(Saved entries)
====

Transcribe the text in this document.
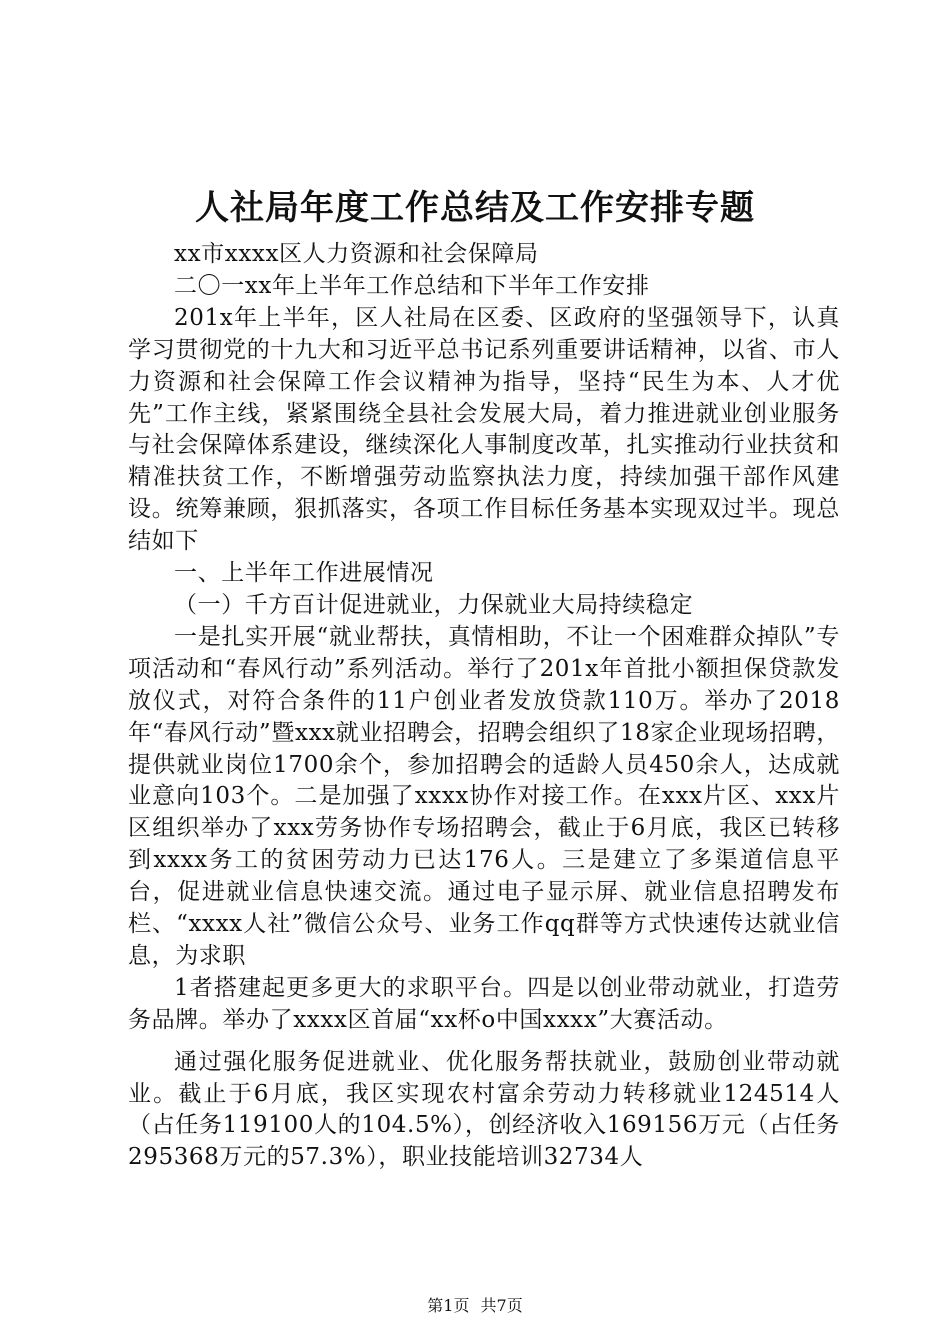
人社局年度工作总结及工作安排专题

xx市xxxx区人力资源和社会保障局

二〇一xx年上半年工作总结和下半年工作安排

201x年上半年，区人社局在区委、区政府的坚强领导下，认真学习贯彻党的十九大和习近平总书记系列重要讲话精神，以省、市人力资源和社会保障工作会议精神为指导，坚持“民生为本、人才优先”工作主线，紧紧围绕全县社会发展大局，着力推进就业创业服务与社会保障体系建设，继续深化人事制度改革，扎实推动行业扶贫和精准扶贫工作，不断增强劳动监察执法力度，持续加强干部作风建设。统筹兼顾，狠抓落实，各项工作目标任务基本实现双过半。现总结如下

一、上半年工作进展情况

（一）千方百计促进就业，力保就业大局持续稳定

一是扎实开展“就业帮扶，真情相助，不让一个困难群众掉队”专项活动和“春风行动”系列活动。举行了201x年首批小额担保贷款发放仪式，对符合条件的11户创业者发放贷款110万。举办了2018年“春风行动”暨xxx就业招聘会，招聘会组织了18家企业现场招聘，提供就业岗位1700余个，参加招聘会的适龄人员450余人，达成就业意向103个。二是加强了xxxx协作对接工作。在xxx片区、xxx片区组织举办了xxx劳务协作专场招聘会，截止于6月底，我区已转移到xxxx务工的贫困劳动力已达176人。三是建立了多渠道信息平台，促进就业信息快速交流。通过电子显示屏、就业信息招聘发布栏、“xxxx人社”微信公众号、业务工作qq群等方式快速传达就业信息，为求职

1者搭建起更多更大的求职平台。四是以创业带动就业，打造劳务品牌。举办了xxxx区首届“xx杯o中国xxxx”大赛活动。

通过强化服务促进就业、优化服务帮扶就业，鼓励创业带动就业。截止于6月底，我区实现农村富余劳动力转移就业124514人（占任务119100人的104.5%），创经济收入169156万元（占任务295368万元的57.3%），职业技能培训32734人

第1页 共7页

====

**What you will do:**
Quote each line of the listing exactly, but leave the pictures out.

**Solution for this task:**
Transcribe the text in this document.
人社局年度工作总结及工作安排专题

xx市xxxx区人力资源和社会保障局

二〇一xx年上半年工作总结和下半年工作安排

201x年上半年，区人社局在区委、区政府的坚强领导下，认真学习贯彻党的十九大和习近平总书记系列重要讲话精神，以省、市人力资源和社会保障工作会议精神为指导，坚持“民生为本、人才优先”工作主线，紧紧围绕全县社会发展大局，着力推进就业创业服务与社会保障体系建设，继续深化人事制度改革，扎实推动行业扶贫和精准扶贫工作，不断增强劳动监察执法力度，持续加强干部作风建设。统筹兼顾，狠抓落实，各项工作目标任务基本实现双过半。现总结如下

一、上半年工作进展情况

（一）千方百计促进就业，力保就业大局持续稳定

一是扎实开展“就业帮扶，真情相助，不让一个困难群众掉队”专项活动和“春风行动”系列活动。举行了201x年首批小额担保贷款发放仪式，对符合条件的11户创业者发放贷款110万。举办了2018年“春风行动”暨xxx就业招聘会，招聘会组织了18家企业现场招聘，提供就业岗位1700余个，参加招聘会的适龄人员450余人，达成就业意向103个。二是加强了xxxx协作对接工作。在xxx片区、xxx片区组织举办了xxx劳务协作专场招聘会，截止于6月底，我区已转移到xxxx务工的贫困劳动力已达176人。三是建立了多渠道信息平台，促进就业信息快速交流。通过电子显示屏、就业信息招聘发布栏、“xxxx人社”微信公众号、业务工作qq群等方式快速传达就业信息，为求职

1者搭建起更多更大的求职平台。四是以创业带动就业，打造劳务品牌。举办了xxxx区首届“xx杯o中国xxxx”大赛活动。

通过强化服务促进就业、优化服务帮扶就业，鼓励创业带动就业。截止于6月底，我区实现农村富余劳动力转移就业124514人（占任务119100人的104.5%），创经济收入169156万元（占任务295368万元的57.3%），职业技能培训32734人

第1页 共7页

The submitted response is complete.